### WORK TO BE COMPLETED
The records that follow must be repeated verbatim, every one of them.

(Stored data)
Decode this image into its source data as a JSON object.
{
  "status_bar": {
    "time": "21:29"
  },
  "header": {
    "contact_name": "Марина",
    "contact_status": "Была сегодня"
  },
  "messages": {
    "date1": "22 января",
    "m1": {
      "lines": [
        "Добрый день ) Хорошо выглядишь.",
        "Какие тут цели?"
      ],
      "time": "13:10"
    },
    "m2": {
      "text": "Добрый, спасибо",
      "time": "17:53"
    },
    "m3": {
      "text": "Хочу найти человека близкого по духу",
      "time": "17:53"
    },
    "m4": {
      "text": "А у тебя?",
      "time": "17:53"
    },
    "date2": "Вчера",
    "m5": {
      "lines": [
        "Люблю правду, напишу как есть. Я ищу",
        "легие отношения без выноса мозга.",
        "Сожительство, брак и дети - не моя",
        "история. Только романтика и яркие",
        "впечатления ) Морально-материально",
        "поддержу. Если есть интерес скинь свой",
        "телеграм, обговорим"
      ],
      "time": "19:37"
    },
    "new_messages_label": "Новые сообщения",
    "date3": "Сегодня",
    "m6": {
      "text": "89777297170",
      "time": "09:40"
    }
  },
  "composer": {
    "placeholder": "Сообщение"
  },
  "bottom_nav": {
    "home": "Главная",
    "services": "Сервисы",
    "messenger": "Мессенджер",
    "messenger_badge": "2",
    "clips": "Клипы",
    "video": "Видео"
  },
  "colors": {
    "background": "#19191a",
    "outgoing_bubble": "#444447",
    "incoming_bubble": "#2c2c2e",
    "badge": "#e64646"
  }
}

### COMPLETE ANSWER
Decode this image into its source data as a JSON object.
{
  "status_bar": {
    "time": "21:29"
  },
  "header": {
    "contact_name": "Марина",
    "contact_status": "Была сегодня"
  },
  "messages": {
    "date1": "22 января",
    "m1": {
      "lines": [
        "Добрый день ) Хорошо выглядишь.",
        "Какие тут цели?"
      ],
      "time": "13:10"
    },
    "m2": {
      "text": "Добрый, спасибо",
      "time": "17:53"
    },
    "m3": {
      "text": "Хочу найти человека близкого по духу",
      "time": "17:53"
    },
    "m4": {
      "text": "А у тебя?",
      "time": "17:53"
    },
    "date2": "Вчера",
    "m5": {
      "lines": [
        "Люблю правду, напишу как есть. Я ищу",
        "легие отношения без выноса мозга.",
        "Сожительство, брак и дети - не моя",
        "история. Только романтика и яркие",
        "впечатления ) Морально-материально",
        "поддержу. Если есть интерес скинь свой",
        "телеграм, обговорим"
      ],
      "time": "19:37"
    },
    "new_messages_label": "Новые сообщения",
    "date3": "Сегодня",
    "m6": {
      "text": "89777297170",
      "time": "09:40"
    }
  },
  "composer": {
    "placeholder": "Сообщение"
  },
  "bottom_nav": {
    "home": "Главная",
    "services": "Сервисы",
    "messenger": "Мессенджер",
    "messenger_badge": "2",
    "clips": "Клипы",
    "video": "Видео"
  },
  "colors": {
    "background": "#19191a",
    "outgoing_bubble": "#444447",
    "incoming_bubble": "#2c2c2e",
    "badge": "#e64646"
  }
}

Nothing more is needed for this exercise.